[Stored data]
● ● ●

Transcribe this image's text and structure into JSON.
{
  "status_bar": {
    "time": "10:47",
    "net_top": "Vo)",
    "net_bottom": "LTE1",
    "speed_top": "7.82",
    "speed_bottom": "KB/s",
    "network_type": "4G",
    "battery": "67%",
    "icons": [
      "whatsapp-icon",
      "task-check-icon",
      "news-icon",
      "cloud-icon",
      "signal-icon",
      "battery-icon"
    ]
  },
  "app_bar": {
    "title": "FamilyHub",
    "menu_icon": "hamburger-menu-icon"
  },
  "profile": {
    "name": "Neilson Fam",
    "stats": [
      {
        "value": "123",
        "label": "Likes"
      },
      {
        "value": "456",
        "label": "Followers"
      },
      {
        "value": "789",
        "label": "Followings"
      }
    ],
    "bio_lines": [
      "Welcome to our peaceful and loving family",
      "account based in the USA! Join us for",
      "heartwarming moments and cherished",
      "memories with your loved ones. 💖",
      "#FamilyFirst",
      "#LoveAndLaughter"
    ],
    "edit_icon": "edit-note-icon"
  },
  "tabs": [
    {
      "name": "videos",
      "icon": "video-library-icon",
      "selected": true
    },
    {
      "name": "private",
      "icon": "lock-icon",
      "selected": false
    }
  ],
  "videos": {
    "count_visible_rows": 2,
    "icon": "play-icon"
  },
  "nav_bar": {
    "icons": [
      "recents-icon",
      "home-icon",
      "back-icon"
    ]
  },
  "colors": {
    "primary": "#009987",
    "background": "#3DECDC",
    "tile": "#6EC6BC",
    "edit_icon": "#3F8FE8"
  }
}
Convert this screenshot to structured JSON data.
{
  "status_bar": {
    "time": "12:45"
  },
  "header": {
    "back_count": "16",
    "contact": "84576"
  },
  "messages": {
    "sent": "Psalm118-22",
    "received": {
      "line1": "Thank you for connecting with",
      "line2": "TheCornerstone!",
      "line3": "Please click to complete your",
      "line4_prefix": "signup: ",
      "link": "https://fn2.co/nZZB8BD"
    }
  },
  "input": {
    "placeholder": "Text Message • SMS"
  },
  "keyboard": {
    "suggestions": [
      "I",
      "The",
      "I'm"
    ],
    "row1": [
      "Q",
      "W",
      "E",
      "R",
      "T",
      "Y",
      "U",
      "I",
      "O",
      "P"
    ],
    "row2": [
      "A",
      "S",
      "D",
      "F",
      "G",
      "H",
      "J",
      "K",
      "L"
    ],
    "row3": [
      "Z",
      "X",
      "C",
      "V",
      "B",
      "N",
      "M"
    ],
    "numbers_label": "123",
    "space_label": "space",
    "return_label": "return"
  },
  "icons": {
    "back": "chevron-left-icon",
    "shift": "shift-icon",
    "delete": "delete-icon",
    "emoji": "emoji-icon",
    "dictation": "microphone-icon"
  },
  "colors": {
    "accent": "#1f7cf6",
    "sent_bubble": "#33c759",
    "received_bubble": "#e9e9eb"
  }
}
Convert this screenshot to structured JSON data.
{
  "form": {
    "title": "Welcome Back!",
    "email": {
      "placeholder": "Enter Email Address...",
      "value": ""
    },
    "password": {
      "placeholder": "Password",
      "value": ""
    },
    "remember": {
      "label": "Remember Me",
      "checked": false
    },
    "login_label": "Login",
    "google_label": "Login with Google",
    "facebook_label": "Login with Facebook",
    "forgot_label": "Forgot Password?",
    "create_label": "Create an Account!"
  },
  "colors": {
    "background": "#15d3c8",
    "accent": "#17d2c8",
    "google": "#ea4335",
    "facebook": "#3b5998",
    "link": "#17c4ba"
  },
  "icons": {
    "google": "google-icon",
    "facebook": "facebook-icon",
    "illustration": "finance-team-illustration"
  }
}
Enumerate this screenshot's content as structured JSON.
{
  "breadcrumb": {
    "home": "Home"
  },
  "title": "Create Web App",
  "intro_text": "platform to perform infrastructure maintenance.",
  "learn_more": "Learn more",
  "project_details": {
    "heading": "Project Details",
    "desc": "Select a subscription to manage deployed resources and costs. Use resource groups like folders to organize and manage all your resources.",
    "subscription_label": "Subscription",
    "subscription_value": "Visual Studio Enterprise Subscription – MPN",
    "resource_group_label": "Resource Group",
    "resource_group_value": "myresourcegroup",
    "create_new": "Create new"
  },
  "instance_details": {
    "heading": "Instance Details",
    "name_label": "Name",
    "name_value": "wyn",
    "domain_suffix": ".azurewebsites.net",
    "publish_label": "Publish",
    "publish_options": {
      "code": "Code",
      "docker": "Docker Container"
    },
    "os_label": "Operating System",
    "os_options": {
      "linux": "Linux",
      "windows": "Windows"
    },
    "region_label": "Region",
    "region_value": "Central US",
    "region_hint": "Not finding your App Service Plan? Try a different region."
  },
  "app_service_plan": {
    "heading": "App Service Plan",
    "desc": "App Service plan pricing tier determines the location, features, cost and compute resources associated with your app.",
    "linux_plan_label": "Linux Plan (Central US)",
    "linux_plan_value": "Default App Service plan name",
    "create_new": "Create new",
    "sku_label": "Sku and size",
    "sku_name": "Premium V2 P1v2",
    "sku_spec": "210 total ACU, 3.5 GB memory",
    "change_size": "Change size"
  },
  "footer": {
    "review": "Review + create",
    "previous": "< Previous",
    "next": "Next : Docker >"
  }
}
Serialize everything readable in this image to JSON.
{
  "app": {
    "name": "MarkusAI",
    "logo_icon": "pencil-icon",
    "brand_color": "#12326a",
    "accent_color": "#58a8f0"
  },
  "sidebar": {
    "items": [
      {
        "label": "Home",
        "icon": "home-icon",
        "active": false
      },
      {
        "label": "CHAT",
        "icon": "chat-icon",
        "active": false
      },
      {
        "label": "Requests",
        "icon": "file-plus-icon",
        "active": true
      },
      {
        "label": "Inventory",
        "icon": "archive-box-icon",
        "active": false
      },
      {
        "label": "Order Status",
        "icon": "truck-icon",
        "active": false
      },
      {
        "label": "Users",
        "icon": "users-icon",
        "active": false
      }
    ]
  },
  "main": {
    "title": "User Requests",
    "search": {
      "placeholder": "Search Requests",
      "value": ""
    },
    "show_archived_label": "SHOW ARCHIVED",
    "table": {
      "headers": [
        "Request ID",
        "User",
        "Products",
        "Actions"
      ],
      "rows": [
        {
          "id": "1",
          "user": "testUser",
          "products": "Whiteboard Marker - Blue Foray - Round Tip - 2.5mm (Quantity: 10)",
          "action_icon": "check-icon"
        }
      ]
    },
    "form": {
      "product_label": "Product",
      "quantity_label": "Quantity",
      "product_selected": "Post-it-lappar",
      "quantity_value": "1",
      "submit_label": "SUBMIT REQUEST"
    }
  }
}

● ● ●

### [Exercise prompt]
Report each line in the data that holds the word "Central".

### [Response for this exercise]
    "region_value": "Central US",
    "linux_plan_label": "Linux Plan (Central US)",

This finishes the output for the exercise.